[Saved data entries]

⁂

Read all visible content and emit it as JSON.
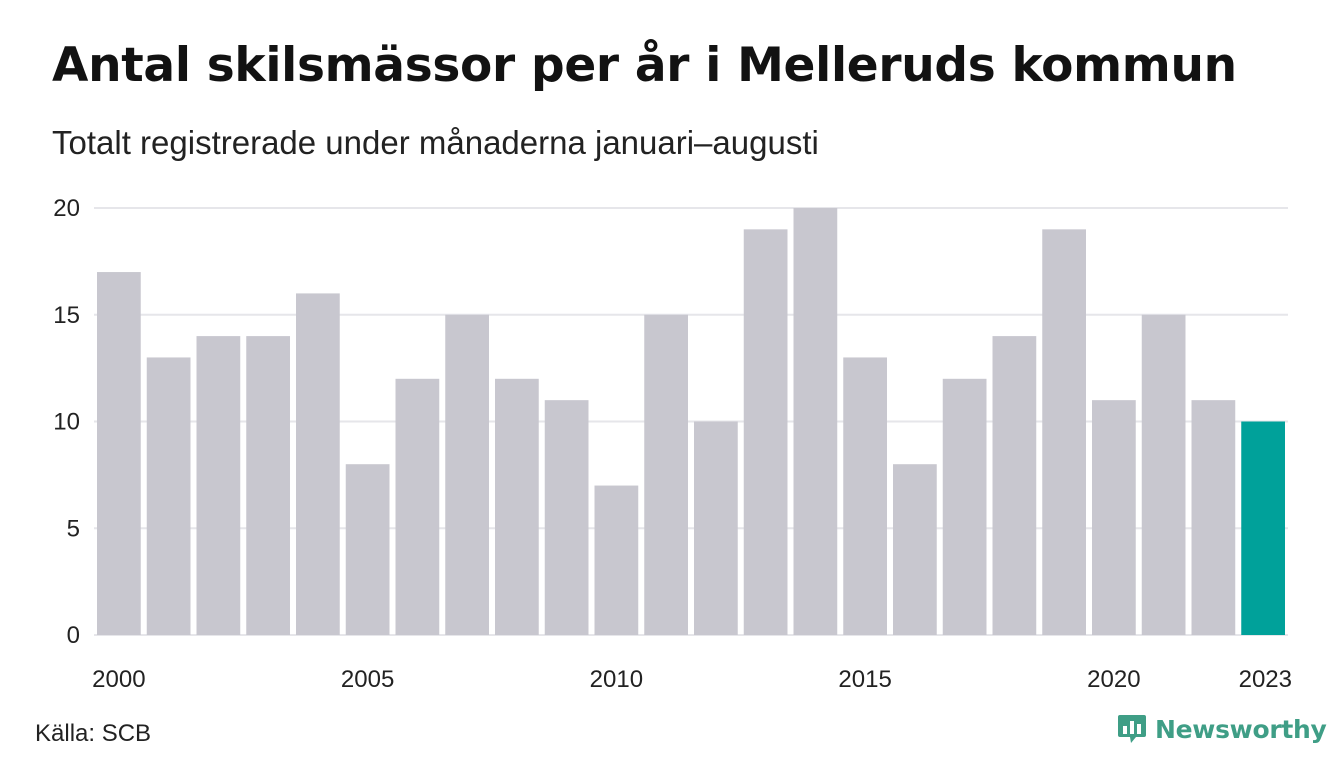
{
  "title": "Antal skilsmässor per år i Melleruds kommun",
  "subtitle": "Totalt registrerade under månaderna januari–augusti",
  "source": "Källa: SCB",
  "brand": "Newsworthy",
  "colors": {
    "bar": "#c8c7cf",
    "highlight": "#00a19a",
    "grid": "#e6e6ea",
    "brand": "#3f9e86"
  },
  "chart_data": {
    "type": "bar",
    "categories": [
      "2000",
      "2001",
      "2002",
      "2003",
      "2004",
      "2005",
      "2006",
      "2007",
      "2008",
      "2009",
      "2010",
      "2011",
      "2012",
      "2013",
      "2014",
      "2015",
      "2016",
      "2017",
      "2018",
      "2019",
      "2020",
      "2021",
      "2022",
      "2023"
    ],
    "values": [
      17,
      13,
      14,
      14,
      16,
      8,
      12,
      15,
      12,
      11,
      7,
      15,
      10,
      19,
      20,
      13,
      8,
      12,
      14,
      19,
      11,
      15,
      11,
      10
    ],
    "x_tick_labels": [
      "2000",
      "2005",
      "2010",
      "2015",
      "2020",
      "2023"
    ],
    "y_ticks": [
      0,
      5,
      10,
      15,
      20
    ],
    "ylim": [
      0,
      20
    ],
    "highlight_category": "2023",
    "grid": true,
    "title": "Antal skilsmässor per år i Melleruds kommun",
    "subtitle": "Totalt registrerade under månaderna januari–augusti"
  }
}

⁂

■ What you need to do: With the pictures omitted, reproduce the records in full and exactly.

■ Solution:
Read all visible content and emit it as JSON.
{
  "title": "Antal skilsmässor per år i Melleruds kommun",
  "subtitle": "Totalt registrerade under månaderna januari–augusti",
  "source": "Källa: SCB",
  "brand": "Newsworthy",
  "colors": {
    "bar": "#c8c7cf",
    "highlight": "#00a19a",
    "grid": "#e6e6ea",
    "brand": "#3f9e86"
  },
  "chart_data": {
    "type": "bar",
    "categories": [
      "2000",
      "2001",
      "2002",
      "2003",
      "2004",
      "2005",
      "2006",
      "2007",
      "2008",
      "2009",
      "2010",
      "2011",
      "2012",
      "2013",
      "2014",
      "2015",
      "2016",
      "2017",
      "2018",
      "2019",
      "2020",
      "2021",
      "2022",
      "2023"
    ],
    "values": [
      17,
      13,
      14,
      14,
      16,
      8,
      12,
      15,
      12,
      11,
      7,
      15,
      10,
      19,
      20,
      13,
      8,
      12,
      14,
      19,
      11,
      15,
      11,
      10
    ],
    "x_tick_labels": [
      "2000",
      "2005",
      "2010",
      "2015",
      "2020",
      "2023"
    ],
    "y_ticks": [
      0,
      5,
      10,
      15,
      20
    ],
    "ylim": [
      0,
      20
    ],
    "highlight_category": "2023",
    "grid": true,
    "title": "Antal skilsmässor per år i Melleruds kommun",
    "subtitle": "Totalt registrerade under månaderna januari–augusti"
  }
}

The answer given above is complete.